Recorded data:
* start *
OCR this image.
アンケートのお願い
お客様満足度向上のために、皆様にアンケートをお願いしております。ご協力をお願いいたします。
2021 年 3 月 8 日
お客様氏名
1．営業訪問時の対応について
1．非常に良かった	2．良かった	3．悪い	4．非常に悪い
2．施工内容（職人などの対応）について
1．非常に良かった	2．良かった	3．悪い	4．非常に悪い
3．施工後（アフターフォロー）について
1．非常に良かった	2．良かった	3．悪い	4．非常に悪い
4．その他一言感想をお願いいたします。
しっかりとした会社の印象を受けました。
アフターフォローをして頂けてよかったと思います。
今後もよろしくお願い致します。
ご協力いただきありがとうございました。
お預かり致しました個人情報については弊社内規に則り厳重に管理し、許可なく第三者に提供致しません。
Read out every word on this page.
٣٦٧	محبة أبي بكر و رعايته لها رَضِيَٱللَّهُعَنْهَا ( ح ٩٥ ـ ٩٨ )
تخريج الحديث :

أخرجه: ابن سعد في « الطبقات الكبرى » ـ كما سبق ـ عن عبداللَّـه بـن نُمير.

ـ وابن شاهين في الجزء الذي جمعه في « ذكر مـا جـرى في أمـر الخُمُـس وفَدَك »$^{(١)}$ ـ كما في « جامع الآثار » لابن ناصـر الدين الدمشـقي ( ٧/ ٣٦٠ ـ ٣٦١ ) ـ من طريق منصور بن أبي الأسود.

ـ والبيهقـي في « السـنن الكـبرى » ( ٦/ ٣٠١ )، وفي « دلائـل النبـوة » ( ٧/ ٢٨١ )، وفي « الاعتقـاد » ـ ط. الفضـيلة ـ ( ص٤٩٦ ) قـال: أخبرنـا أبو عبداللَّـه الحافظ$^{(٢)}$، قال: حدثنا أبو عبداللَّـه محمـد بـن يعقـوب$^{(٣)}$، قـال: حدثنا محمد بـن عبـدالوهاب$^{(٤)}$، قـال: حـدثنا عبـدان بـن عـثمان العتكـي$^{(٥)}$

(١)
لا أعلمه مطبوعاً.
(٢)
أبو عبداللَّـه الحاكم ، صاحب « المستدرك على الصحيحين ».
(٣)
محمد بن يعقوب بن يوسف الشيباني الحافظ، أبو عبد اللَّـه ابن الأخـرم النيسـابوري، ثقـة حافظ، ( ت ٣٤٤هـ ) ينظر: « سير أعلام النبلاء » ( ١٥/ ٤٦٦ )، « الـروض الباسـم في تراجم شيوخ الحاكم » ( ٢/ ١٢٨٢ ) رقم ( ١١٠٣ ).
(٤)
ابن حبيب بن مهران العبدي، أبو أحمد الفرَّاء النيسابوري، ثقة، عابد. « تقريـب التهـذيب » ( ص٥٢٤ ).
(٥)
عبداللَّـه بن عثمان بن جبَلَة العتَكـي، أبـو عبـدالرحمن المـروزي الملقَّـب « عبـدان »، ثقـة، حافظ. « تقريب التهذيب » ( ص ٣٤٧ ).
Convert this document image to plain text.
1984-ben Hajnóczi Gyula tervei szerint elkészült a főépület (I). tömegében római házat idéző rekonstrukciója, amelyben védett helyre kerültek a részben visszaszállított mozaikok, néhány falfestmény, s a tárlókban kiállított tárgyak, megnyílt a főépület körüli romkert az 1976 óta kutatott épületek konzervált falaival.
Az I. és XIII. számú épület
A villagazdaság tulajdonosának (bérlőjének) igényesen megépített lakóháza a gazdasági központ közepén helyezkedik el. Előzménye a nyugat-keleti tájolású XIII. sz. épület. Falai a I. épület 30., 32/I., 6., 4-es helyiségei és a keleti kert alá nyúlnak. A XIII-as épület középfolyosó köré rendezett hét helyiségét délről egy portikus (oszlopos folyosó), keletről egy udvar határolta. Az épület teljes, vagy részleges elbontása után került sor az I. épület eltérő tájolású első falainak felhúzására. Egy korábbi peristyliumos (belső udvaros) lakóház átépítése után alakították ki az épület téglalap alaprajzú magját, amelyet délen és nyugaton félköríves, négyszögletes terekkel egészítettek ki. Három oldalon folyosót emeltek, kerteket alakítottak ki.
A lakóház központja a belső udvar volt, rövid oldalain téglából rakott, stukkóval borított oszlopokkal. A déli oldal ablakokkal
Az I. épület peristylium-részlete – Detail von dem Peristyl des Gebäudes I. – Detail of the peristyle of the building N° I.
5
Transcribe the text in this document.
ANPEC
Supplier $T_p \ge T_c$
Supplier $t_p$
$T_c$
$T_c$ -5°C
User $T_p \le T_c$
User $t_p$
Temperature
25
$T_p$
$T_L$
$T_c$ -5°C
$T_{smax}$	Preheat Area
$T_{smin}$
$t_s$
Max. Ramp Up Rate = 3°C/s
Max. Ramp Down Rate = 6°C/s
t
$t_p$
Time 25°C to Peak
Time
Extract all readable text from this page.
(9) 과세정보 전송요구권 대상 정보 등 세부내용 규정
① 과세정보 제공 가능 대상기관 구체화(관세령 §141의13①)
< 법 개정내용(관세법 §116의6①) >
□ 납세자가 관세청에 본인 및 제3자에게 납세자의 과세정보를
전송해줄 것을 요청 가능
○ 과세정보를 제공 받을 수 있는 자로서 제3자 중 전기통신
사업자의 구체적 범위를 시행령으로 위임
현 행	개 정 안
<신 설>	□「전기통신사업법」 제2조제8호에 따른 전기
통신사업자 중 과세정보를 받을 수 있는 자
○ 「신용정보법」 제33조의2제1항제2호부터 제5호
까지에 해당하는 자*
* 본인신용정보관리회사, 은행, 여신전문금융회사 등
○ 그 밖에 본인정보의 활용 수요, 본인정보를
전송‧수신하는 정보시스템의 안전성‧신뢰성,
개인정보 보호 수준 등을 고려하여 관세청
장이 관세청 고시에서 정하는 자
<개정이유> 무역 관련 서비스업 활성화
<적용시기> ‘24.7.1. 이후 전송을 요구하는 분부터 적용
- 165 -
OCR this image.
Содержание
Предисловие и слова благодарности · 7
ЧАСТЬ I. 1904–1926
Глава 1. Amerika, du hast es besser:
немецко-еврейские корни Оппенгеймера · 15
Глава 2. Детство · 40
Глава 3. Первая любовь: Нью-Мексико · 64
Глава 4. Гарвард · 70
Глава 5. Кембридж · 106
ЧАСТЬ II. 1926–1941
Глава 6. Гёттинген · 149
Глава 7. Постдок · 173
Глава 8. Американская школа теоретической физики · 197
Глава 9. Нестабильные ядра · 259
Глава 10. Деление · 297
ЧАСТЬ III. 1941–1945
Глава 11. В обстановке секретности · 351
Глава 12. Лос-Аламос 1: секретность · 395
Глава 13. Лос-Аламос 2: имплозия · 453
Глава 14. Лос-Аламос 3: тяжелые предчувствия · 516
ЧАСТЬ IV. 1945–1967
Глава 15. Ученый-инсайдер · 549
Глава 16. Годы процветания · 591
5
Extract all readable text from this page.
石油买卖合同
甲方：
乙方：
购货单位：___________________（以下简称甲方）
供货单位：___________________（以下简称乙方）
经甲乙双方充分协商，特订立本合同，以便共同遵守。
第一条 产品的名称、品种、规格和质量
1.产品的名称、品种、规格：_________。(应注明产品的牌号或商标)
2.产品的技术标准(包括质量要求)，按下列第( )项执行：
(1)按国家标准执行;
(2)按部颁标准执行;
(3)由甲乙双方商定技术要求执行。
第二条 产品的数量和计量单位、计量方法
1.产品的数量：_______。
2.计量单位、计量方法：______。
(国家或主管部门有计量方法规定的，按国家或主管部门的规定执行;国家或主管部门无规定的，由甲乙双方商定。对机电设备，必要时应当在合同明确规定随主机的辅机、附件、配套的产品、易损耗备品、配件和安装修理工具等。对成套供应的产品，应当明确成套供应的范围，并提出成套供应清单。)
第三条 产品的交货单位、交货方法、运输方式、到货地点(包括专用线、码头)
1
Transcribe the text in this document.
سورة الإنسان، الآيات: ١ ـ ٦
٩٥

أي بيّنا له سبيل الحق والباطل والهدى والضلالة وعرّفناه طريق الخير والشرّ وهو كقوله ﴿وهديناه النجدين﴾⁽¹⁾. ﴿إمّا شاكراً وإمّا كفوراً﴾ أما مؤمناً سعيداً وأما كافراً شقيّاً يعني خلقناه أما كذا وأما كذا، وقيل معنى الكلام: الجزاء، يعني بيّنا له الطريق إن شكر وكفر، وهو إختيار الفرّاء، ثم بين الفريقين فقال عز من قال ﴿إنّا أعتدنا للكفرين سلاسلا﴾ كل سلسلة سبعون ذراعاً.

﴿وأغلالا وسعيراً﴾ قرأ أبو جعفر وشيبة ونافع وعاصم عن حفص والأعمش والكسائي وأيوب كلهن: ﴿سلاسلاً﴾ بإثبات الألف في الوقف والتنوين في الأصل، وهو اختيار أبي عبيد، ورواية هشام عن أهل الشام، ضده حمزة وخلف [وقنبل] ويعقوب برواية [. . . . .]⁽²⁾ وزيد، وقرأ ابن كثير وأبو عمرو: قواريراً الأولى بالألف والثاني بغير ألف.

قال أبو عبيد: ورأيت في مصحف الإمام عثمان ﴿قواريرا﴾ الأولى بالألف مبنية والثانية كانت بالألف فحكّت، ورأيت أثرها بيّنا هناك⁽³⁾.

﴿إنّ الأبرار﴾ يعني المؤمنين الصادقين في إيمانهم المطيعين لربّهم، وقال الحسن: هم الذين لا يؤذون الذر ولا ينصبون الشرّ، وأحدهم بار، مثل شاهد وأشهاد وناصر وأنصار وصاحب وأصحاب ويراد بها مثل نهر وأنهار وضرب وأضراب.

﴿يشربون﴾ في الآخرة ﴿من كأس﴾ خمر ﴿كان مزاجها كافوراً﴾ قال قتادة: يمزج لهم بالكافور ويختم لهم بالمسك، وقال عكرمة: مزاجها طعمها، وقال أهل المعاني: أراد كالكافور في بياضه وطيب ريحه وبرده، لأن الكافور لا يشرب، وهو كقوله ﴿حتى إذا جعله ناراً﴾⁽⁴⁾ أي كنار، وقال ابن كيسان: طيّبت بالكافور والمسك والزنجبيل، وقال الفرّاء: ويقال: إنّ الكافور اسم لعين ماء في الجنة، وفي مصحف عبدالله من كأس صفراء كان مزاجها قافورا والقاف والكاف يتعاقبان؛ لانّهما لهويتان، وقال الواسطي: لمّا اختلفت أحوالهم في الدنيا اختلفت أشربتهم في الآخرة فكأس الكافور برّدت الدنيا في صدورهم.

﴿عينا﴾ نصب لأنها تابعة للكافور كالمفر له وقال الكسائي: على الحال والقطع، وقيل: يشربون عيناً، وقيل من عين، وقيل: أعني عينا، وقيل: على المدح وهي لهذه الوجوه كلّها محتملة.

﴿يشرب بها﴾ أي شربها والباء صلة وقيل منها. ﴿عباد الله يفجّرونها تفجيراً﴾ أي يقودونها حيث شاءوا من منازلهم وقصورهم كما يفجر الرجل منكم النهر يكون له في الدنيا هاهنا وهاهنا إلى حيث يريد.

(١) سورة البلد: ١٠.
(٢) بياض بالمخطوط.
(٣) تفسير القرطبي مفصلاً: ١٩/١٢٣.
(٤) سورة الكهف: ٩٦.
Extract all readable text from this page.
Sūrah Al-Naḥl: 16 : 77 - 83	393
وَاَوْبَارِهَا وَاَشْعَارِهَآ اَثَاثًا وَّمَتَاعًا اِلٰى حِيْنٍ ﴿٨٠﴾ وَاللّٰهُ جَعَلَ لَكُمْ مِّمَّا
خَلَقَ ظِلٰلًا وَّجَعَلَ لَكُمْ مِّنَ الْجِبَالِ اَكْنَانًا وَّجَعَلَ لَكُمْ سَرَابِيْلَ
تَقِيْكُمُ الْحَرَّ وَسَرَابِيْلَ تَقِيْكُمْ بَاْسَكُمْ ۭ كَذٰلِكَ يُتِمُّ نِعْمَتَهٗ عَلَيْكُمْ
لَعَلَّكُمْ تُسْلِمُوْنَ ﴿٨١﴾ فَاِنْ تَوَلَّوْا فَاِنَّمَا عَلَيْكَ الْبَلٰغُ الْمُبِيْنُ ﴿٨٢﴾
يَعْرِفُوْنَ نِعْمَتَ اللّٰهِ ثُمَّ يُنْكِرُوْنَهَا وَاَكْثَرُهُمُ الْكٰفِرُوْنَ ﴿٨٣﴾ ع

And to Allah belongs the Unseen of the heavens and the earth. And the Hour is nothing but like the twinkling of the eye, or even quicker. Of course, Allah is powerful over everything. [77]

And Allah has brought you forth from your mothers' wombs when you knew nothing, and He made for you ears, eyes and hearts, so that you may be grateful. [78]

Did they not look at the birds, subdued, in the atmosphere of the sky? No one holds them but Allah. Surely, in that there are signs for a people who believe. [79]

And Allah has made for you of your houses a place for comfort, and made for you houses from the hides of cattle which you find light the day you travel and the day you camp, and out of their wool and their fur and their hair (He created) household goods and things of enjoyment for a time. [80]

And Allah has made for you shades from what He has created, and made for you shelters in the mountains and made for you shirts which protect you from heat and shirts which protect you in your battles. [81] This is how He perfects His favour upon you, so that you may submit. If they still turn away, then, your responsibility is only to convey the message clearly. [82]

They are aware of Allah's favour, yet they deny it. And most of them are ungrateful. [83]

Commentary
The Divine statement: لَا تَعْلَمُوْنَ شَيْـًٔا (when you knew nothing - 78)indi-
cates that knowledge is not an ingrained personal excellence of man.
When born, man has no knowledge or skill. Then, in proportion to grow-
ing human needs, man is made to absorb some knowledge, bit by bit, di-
* end *
▶ [WHAT IS NEEDED]
Lines of the material that contain the word "عبيد" are to be gathered.

▶ [RESULT BELOW]
﴿وأغلالا وسعيراً﴾ قرأ أبو جعفر وشيبة ونافع وعاصم عن حفص والأعمش والكسائي وأيوب كلهن: ﴿سلاسلاً﴾ بإثبات الألف في الوقف والتنوين في الأصل، وهو اختيار أبي عبيد، ورواية هشام عن أهل الشام، ضده حمزة وخلف [وقنبل] ويعقوب برواية [. . . . .]⁽²⁾ وزيد، وقرأ ابن كثير وأبو عمرو: قواريراً الأولى بالألف والثاني بغير ألف.
قال أبو عبيد: ورأيت في مصحف الإمام عثمان ﴿قواريرا﴾ الأولى بالألف مبنية والثانية كانت بالألف فحكّت، ورأيت أثرها بيّنا هناك⁽³⁾.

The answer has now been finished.